> **What needs to be done**:
Whenever a line contains the string "secondary", copy it out of the entries.

Data records:
※ ※ ※

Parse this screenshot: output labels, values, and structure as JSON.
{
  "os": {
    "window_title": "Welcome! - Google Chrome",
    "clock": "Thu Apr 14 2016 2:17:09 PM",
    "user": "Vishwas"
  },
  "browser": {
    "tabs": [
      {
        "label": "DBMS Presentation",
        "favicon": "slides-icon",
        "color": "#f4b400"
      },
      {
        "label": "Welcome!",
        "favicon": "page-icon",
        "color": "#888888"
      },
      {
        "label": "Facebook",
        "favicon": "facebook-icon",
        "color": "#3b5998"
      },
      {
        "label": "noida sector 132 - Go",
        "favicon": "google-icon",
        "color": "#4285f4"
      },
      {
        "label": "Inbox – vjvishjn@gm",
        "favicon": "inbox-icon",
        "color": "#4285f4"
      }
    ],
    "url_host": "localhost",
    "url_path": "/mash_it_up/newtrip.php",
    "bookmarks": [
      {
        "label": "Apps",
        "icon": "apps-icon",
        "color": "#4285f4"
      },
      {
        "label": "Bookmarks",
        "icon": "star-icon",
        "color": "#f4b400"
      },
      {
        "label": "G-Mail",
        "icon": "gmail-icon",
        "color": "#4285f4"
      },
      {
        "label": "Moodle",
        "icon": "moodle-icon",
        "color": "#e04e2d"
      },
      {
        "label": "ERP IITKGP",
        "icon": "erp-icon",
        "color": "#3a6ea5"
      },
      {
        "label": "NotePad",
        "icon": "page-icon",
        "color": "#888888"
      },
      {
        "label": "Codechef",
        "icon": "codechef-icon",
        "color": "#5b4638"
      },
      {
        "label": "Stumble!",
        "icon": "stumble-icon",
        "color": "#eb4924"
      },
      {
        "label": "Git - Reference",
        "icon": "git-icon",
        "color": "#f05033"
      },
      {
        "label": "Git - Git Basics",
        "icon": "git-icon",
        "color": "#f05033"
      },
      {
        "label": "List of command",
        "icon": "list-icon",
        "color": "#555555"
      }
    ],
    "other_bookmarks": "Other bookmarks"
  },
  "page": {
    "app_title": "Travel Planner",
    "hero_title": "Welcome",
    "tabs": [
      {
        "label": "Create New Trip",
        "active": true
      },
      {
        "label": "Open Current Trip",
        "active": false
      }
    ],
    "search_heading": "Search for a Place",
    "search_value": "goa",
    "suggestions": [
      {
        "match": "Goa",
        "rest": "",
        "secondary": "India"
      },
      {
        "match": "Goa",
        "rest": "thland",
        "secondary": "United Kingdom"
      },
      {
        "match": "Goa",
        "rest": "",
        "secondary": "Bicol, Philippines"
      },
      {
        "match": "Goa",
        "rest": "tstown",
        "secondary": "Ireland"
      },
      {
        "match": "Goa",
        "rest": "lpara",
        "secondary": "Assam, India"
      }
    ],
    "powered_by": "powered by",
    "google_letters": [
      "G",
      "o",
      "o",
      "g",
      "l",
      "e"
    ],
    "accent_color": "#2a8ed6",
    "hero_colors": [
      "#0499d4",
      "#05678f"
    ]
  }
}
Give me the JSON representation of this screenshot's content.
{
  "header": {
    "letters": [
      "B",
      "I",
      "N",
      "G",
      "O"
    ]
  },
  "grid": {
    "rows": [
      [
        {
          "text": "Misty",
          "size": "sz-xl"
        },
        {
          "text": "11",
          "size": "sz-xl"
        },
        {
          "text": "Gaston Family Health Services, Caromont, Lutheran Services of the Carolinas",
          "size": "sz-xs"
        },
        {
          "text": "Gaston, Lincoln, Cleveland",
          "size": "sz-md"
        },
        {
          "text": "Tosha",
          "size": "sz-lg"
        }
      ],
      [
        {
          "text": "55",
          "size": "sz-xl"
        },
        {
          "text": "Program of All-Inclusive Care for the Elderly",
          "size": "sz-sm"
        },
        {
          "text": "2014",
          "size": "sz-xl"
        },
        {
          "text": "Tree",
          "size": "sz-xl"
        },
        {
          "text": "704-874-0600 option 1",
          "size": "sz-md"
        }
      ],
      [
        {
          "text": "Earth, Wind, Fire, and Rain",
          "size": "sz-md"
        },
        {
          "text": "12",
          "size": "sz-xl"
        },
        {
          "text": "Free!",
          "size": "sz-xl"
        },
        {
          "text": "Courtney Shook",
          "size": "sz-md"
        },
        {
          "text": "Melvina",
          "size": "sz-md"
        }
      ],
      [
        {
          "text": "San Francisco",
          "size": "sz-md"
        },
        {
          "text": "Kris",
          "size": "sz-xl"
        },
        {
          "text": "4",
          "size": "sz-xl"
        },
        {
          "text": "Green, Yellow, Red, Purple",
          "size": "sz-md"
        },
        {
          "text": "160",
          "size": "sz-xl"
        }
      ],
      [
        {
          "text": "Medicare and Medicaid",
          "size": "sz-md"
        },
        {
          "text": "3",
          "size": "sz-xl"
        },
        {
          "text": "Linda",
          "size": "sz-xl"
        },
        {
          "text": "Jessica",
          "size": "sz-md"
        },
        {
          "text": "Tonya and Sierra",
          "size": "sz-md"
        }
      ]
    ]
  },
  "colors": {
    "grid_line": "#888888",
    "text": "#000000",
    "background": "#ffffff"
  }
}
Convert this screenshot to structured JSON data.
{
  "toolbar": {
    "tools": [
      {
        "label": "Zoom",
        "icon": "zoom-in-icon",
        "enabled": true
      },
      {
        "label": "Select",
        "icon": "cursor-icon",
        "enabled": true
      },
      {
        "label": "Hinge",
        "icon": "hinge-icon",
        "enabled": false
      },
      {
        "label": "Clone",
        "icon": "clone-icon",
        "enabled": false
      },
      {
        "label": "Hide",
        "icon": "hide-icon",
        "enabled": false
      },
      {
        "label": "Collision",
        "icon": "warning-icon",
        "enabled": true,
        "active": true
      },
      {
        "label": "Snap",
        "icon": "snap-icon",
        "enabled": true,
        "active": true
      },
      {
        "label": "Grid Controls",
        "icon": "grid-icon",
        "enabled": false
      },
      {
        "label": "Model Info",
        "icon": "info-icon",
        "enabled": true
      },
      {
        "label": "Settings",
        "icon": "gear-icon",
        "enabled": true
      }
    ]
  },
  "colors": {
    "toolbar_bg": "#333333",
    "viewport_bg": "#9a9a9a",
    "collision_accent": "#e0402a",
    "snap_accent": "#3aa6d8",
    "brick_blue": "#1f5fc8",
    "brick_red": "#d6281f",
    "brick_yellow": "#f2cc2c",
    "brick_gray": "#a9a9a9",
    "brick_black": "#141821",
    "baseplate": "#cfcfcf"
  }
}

※ ※ ※

> **Exercise response**:
        "secondary": "India"
        "secondary": "United Kingdom"
        "secondary": "Bicol, Philippines"
        "secondary": "Ireland"
        "secondary": "Assam, India"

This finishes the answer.